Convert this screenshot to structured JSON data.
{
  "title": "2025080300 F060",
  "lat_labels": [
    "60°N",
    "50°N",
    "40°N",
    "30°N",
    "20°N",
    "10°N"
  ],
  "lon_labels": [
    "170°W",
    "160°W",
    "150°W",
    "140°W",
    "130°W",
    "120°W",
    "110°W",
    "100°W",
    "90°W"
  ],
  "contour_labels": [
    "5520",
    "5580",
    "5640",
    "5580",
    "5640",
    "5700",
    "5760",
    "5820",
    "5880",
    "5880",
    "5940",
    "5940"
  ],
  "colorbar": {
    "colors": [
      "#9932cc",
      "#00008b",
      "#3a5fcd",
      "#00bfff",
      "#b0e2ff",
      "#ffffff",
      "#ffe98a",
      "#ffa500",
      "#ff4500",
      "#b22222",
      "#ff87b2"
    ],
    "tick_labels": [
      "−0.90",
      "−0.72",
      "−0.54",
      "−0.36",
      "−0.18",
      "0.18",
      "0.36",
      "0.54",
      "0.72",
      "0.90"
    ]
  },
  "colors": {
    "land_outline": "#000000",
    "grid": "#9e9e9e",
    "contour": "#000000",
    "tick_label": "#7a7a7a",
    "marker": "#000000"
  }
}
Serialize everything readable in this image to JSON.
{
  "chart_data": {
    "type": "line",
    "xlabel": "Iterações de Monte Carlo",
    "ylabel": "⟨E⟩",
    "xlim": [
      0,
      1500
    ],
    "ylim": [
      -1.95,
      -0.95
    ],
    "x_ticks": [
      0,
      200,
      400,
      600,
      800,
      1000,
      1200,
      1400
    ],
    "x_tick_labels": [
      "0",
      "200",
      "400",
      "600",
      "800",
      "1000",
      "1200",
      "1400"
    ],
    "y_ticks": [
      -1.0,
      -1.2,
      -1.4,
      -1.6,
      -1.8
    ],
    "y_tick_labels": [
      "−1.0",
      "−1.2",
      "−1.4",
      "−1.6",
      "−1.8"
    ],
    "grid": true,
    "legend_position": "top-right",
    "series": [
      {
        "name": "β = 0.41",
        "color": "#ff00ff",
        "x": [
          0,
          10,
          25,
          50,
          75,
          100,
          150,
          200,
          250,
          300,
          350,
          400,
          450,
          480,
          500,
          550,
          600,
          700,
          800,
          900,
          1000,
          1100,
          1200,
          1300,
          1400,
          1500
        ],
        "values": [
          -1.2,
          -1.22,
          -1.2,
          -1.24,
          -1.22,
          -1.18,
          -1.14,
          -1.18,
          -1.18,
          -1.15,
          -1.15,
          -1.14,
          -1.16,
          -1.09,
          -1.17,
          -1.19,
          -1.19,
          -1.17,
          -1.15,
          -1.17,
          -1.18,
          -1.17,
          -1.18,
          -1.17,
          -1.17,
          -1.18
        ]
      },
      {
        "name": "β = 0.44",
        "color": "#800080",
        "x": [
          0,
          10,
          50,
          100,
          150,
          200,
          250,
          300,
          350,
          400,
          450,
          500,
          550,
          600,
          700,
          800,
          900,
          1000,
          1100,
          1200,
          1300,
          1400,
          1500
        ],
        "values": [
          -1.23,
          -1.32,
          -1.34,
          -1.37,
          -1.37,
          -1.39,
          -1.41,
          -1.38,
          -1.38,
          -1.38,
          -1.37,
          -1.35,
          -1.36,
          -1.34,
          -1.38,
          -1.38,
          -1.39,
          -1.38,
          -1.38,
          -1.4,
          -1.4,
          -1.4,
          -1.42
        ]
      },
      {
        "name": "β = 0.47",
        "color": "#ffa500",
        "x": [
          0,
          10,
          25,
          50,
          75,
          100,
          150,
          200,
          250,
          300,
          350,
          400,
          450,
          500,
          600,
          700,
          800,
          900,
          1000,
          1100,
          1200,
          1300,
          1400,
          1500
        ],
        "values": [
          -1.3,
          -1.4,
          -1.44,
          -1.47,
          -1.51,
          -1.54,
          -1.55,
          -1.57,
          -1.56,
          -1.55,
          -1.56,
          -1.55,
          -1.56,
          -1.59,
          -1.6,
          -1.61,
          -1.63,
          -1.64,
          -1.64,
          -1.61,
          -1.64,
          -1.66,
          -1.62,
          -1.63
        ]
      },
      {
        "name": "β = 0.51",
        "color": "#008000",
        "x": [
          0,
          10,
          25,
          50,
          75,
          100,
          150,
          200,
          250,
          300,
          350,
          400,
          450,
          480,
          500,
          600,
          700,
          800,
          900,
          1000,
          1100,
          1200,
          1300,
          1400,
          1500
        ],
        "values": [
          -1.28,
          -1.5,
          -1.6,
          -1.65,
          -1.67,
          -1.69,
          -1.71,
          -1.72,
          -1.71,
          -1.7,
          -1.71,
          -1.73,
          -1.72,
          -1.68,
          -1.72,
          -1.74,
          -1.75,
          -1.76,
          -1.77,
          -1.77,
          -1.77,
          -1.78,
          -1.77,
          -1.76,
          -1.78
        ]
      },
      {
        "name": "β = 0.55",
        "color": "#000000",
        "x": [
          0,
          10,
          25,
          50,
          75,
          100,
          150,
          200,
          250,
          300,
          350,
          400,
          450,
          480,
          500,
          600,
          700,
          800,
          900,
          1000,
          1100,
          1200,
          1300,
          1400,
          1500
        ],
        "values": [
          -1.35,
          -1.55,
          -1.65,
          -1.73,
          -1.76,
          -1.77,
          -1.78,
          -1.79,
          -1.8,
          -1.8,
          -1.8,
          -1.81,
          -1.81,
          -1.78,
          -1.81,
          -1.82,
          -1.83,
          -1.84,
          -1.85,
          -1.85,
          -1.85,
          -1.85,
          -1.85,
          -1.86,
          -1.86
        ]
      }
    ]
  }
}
▬▬▬▬▬▬
▸ **Exercise brief**
In the records above, locate the lines holding the word "JSON". Copy each of them.

▸ **Output of the task**
Convert this screenshot to structured JSON data.
Serialize everything readable in this image to JSON.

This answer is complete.